* OBJECTIVE *
Repeat all of the data precisely.

╭─ DATA LINES

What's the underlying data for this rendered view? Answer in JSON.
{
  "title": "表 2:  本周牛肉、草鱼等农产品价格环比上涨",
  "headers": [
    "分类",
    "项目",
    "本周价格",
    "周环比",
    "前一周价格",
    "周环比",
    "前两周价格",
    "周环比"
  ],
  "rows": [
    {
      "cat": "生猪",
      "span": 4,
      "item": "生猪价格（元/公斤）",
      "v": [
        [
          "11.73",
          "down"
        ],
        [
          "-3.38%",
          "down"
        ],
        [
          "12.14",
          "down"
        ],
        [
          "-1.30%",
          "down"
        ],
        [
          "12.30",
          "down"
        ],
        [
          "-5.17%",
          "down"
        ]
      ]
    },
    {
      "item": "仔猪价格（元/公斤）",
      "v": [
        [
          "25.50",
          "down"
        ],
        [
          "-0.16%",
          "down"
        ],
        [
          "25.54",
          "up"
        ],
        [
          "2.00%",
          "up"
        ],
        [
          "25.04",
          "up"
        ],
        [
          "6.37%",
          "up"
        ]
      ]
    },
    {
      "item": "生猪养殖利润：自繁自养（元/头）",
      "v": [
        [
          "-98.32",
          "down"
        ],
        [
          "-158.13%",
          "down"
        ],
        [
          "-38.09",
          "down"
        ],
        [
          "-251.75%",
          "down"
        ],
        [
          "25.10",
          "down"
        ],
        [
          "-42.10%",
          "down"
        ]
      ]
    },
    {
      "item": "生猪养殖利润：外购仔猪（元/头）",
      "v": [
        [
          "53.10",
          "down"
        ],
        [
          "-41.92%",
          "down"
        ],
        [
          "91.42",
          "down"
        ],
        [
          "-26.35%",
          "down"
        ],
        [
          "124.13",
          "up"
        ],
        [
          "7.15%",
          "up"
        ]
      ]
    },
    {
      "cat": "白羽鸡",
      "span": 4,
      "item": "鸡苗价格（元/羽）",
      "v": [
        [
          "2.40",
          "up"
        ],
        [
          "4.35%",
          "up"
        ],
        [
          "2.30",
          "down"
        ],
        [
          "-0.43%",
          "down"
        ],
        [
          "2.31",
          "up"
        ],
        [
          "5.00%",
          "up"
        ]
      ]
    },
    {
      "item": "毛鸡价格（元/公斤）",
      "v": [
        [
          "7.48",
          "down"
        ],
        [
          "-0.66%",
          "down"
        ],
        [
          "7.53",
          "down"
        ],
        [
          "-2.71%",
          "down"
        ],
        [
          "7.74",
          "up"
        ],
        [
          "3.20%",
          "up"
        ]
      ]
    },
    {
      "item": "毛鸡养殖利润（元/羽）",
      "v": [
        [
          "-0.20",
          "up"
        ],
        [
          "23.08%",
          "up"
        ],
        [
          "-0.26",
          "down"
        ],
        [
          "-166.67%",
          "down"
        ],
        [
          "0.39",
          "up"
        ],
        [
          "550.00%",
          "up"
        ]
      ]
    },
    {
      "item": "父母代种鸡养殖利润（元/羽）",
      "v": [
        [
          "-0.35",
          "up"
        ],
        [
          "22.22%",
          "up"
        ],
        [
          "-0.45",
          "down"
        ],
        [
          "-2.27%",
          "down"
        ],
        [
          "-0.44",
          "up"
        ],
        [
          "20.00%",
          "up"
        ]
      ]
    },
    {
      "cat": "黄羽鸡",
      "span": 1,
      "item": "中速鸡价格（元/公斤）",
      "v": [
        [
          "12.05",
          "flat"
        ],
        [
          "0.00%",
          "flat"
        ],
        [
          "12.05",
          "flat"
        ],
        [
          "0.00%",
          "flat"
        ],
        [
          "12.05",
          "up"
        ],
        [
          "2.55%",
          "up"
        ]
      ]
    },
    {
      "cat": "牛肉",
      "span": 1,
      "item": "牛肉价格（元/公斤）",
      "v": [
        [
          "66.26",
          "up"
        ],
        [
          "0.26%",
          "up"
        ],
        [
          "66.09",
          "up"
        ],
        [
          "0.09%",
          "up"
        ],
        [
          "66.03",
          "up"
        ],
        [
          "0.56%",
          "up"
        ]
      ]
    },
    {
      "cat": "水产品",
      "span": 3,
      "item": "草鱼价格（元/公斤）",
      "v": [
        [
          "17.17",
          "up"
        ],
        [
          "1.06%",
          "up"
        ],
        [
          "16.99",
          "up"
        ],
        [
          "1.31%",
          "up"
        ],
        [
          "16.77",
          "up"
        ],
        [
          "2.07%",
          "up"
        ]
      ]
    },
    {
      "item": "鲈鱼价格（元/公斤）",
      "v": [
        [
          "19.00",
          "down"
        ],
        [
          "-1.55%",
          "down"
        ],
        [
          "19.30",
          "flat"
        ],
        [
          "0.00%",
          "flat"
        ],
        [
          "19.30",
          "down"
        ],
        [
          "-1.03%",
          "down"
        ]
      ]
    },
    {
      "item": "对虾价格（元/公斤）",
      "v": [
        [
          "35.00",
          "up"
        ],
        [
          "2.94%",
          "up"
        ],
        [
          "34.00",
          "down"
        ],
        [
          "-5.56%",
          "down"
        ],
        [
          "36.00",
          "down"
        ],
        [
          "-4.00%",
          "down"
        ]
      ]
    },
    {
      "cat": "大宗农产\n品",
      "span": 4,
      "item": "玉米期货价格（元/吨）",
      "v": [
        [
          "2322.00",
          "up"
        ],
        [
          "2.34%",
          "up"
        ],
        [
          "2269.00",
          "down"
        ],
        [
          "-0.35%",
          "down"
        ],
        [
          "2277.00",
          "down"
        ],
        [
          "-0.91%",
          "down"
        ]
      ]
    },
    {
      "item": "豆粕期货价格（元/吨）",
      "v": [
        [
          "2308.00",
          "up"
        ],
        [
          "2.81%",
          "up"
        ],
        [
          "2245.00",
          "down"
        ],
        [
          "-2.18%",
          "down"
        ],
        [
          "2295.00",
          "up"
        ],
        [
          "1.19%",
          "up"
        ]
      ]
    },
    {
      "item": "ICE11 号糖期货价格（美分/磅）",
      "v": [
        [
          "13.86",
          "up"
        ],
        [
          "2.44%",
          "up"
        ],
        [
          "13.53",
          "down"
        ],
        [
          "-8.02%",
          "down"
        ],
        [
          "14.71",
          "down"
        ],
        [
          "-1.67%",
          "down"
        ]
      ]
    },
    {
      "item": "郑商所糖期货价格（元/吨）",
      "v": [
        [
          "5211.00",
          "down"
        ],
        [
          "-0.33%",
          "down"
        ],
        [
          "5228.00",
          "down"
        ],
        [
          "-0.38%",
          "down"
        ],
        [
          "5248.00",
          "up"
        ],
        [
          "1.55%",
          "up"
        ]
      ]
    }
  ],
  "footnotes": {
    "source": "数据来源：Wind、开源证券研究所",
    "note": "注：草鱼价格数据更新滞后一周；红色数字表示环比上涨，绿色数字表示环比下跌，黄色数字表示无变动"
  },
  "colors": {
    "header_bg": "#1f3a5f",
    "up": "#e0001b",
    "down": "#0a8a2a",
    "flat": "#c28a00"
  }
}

╰─

* RIGHT ANSWER *
What's the underlying data for this rendered view? Answer in JSON.
{
  "title": "表 2:  本周牛肉、草鱼等农产品价格环比上涨",
  "headers": [
    "分类",
    "项目",
    "本周价格",
    "周环比",
    "前一周价格",
    "周环比",
    "前两周价格",
    "周环比"
  ],
  "rows": [
    {
      "cat": "生猪",
      "span": 4,
      "item": "生猪价格（元/公斤）",
      "v": [
        [
          "11.73",
          "down"
        ],
        [
          "-3.38%",
          "down"
        ],
        [
          "12.14",
          "down"
        ],
        [
          "-1.30%",
          "down"
        ],
        [
          "12.30",
          "down"
        ],
        [
          "-5.17%",
          "down"
        ]
      ]
    },
    {
      "item": "仔猪价格（元/公斤）",
      "v": [
        [
          "25.50",
          "down"
        ],
        [
          "-0.16%",
          "down"
        ],
        [
          "25.54",
          "up"
        ],
        [
          "2.00%",
          "up"
        ],
        [
          "25.04",
          "up"
        ],
        [
          "6.37%",
          "up"
        ]
      ]
    },
    {
      "item": "生猪养殖利润：自繁自养（元/头）",
      "v": [
        [
          "-98.32",
          "down"
        ],
        [
          "-158.13%",
          "down"
        ],
        [
          "-38.09",
          "down"
        ],
        [
          "-251.75%",
          "down"
        ],
        [
          "25.10",
          "down"
        ],
        [
          "-42.10%",
          "down"
        ]
      ]
    },
    {
      "item": "生猪养殖利润：外购仔猪（元/头）",
      "v": [
        [
          "53.10",
          "down"
        ],
        [
          "-41.92%",
          "down"
        ],
        [
          "91.42",
          "down"
        ],
        [
          "-26.35%",
          "down"
        ],
        [
          "124.13",
          "up"
        ],
        [
          "7.15%",
          "up"
        ]
      ]
    },
    {
      "cat": "白羽鸡",
      "span": 4,
      "item": "鸡苗价格（元/羽）",
      "v": [
        [
          "2.40",
          "up"
        ],
        [
          "4.35%",
          "up"
        ],
        [
          "2.30",
          "down"
        ],
        [
          "-0.43%",
          "down"
        ],
        [
          "2.31",
          "up"
        ],
        [
          "5.00%",
          "up"
        ]
      ]
    },
    {
      "item": "毛鸡价格（元/公斤）",
      "v": [
        [
          "7.48",
          "down"
        ],
        [
          "-0.66%",
          "down"
        ],
        [
          "7.53",
          "down"
        ],
        [
          "-2.71%",
          "down"
        ],
        [
          "7.74",
          "up"
        ],
        [
          "3.20%",
          "up"
        ]
      ]
    },
    {
      "item": "毛鸡养殖利润（元/羽）",
      "v": [
        [
          "-0.20",
          "up"
        ],
        [
          "23.08%",
          "up"
        ],
        [
          "-0.26",
          "down"
        ],
        [
          "-166.67%",
          "down"
        ],
        [
          "0.39",
          "up"
        ],
        [
          "550.00%",
          "up"
        ]
      ]
    },
    {
      "item": "父母代种鸡养殖利润（元/羽）",
      "v": [
        [
          "-0.35",
          "up"
        ],
        [
          "22.22%",
          "up"
        ],
        [
          "-0.45",
          "down"
        ],
        [
          "-2.27%",
          "down"
        ],
        [
          "-0.44",
          "up"
        ],
        [
          "20.00%",
          "up"
        ]
      ]
    },
    {
      "cat": "黄羽鸡",
      "span": 1,
      "item": "中速鸡价格（元/公斤）",
      "v": [
        [
          "12.05",
          "flat"
        ],
        [
          "0.00%",
          "flat"
        ],
        [
          "12.05",
          "flat"
        ],
        [
          "0.00%",
          "flat"
        ],
        [
          "12.05",
          "up"
        ],
        [
          "2.55%",
          "up"
        ]
      ]
    },
    {
      "cat": "牛肉",
      "span": 1,
      "item": "牛肉价格（元/公斤）",
      "v": [
        [
          "66.26",
          "up"
        ],
        [
          "0.26%",
          "up"
        ],
        [
          "66.09",
          "up"
        ],
        [
          "0.09%",
          "up"
        ],
        [
          "66.03",
          "up"
        ],
        [
          "0.56%",
          "up"
        ]
      ]
    },
    {
      "cat": "水产品",
      "span": 3,
      "item": "草鱼价格（元/公斤）",
      "v": [
        [
          "17.17",
          "up"
        ],
        [
          "1.06%",
          "up"
        ],
        [
          "16.99",
          "up"
        ],
        [
          "1.31%",
          "up"
        ],
        [
          "16.77",
          "up"
        ],
        [
          "2.07%",
          "up"
        ]
      ]
    },
    {
      "item": "鲈鱼价格（元/公斤）",
      "v": [
        [
          "19.00",
          "down"
        ],
        [
          "-1.55%",
          "down"
        ],
        [
          "19.30",
          "flat"
        ],
        [
          "0.00%",
          "flat"
        ],
        [
          "19.30",
          "down"
        ],
        [
          "-1.03%",
          "down"
        ]
      ]
    },
    {
      "item": "对虾价格（元/公斤）",
      "v": [
        [
          "35.00",
          "up"
        ],
        [
          "2.94%",
          "up"
        ],
        [
          "34.00",
          "down"
        ],
        [
          "-5.56%",
          "down"
        ],
        [
          "36.00",
          "down"
        ],
        [
          "-4.00%",
          "down"
        ]
      ]
    },
    {
      "cat": "大宗农产\n品",
      "span": 4,
      "item": "玉米期货价格（元/吨）",
      "v": [
        [
          "2322.00",
          "up"
        ],
        [
          "2.34%",
          "up"
        ],
        [
          "2269.00",
          "down"
        ],
        [
          "-0.35%",
          "down"
        ],
        [
          "2277.00",
          "down"
        ],
        [
          "-0.91%",
          "down"
        ]
      ]
    },
    {
      "item": "豆粕期货价格（元/吨）",
      "v": [
        [
          "2308.00",
          "up"
        ],
        [
          "2.81%",
          "up"
        ],
        [
          "2245.00",
          "down"
        ],
        [
          "-2.18%",
          "down"
        ],
        [
          "2295.00",
          "up"
        ],
        [
          "1.19%",
          "up"
        ]
      ]
    },
    {
      "item": "ICE11 号糖期货价格（美分/磅）",
      "v": [
        [
          "13.86",
          "up"
        ],
        [
          "2.44%",
          "up"
        ],
        [
          "13.53",
          "down"
        ],
        [
          "-8.02%",
          "down"
        ],
        [
          "14.71",
          "down"
        ],
        [
          "-1.67%",
          "down"
        ]
      ]
    },
    {
      "item": "郑商所糖期货价格（元/吨）",
      "v": [
        [
          "5211.00",
          "down"
        ],
        [
          "-0.33%",
          "down"
        ],
        [
          "5228.00",
          "down"
        ],
        [
          "-0.38%",
          "down"
        ],
        [
          "5248.00",
          "up"
        ],
        [
          "1.55%",
          "up"
        ]
      ]
    }
  ],
  "footnotes": {
    "source": "数据来源：Wind、开源证券研究所",
    "note": "注：草鱼价格数据更新滞后一周；红色数字表示环比上涨，绿色数字表示环比下跌，黄色数字表示无变动"
  },
  "colors": {
    "header_bg": "#1f3a5f",
    "up": "#e0001b",
    "down": "#0a8a2a",
    "flat": "#c28a00"
  }
}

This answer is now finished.